Work to be completed: Each line of the material below should be reproduced exactly.

Data shown:
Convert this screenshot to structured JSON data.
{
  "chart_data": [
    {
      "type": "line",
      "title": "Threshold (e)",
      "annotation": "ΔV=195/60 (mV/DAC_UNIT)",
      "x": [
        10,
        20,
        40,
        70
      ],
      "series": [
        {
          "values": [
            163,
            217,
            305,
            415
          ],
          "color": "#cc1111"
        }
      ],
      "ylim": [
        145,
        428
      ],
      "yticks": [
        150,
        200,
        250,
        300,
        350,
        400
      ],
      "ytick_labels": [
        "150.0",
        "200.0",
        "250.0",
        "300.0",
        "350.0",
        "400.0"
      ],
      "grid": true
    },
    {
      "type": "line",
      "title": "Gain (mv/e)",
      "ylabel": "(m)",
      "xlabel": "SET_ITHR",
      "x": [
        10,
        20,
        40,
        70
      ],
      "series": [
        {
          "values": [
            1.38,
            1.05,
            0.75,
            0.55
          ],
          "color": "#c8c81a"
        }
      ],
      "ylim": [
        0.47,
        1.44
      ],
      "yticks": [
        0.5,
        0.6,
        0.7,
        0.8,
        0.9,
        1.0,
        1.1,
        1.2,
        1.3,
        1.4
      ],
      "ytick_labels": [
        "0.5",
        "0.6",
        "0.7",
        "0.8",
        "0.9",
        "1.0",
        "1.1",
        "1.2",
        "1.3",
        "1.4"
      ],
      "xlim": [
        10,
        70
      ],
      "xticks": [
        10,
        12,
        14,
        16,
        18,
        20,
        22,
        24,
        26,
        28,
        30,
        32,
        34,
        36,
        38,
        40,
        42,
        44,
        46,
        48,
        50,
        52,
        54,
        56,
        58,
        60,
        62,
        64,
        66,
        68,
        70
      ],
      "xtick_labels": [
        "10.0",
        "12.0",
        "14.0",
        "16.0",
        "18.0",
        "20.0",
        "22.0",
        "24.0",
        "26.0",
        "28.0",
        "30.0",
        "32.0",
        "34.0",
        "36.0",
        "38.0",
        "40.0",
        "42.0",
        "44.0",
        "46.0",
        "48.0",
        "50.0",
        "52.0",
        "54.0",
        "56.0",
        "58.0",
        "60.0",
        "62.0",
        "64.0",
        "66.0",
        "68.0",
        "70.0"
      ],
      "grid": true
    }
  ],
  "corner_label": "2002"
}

Answer in full:
Convert this screenshot to structured JSON data.
{
  "chart_data": [
    {
      "type": "line",
      "title": "Threshold (e)",
      "annotation": "ΔV=195/60 (mV/DAC_UNIT)",
      "x": [
        10,
        20,
        40,
        70
      ],
      "series": [
        {
          "values": [
            163,
            217,
            305,
            415
          ],
          "color": "#cc1111"
        }
      ],
      "ylim": [
        145,
        428
      ],
      "yticks": [
        150,
        200,
        250,
        300,
        350,
        400
      ],
      "ytick_labels": [
        "150.0",
        "200.0",
        "250.0",
        "300.0",
        "350.0",
        "400.0"
      ],
      "grid": true
    },
    {
      "type": "line",
      "title": "Gain (mv/e)",
      "ylabel": "(m)",
      "xlabel": "SET_ITHR",
      "x": [
        10,
        20,
        40,
        70
      ],
      "series": [
        {
          "values": [
            1.38,
            1.05,
            0.75,
            0.55
          ],
          "color": "#c8c81a"
        }
      ],
      "ylim": [
        0.47,
        1.44
      ],
      "yticks": [
        0.5,
        0.6,
        0.7,
        0.8,
        0.9,
        1.0,
        1.1,
        1.2,
        1.3,
        1.4
      ],
      "ytick_labels": [
        "0.5",
        "0.6",
        "0.7",
        "0.8",
        "0.9",
        "1.0",
        "1.1",
        "1.2",
        "1.3",
        "1.4"
      ],
      "xlim": [
        10,
        70
      ],
      "xticks": [
        10,
        12,
        14,
        16,
        18,
        20,
        22,
        24,
        26,
        28,
        30,
        32,
        34,
        36,
        38,
        40,
        42,
        44,
        46,
        48,
        50,
        52,
        54,
        56,
        58,
        60,
        62,
        64,
        66,
        68,
        70
      ],
      "xtick_labels": [
        "10.0",
        "12.0",
        "14.0",
        "16.0",
        "18.0",
        "20.0",
        "22.0",
        "24.0",
        "26.0",
        "28.0",
        "30.0",
        "32.0",
        "34.0",
        "36.0",
        "38.0",
        "40.0",
        "42.0",
        "44.0",
        "46.0",
        "48.0",
        "50.0",
        "52.0",
        "54.0",
        "56.0",
        "58.0",
        "60.0",
        "62.0",
        "64.0",
        "66.0",
        "68.0",
        "70.0"
      ],
      "grid": true
    }
  ],
  "corner_label": "2002"
}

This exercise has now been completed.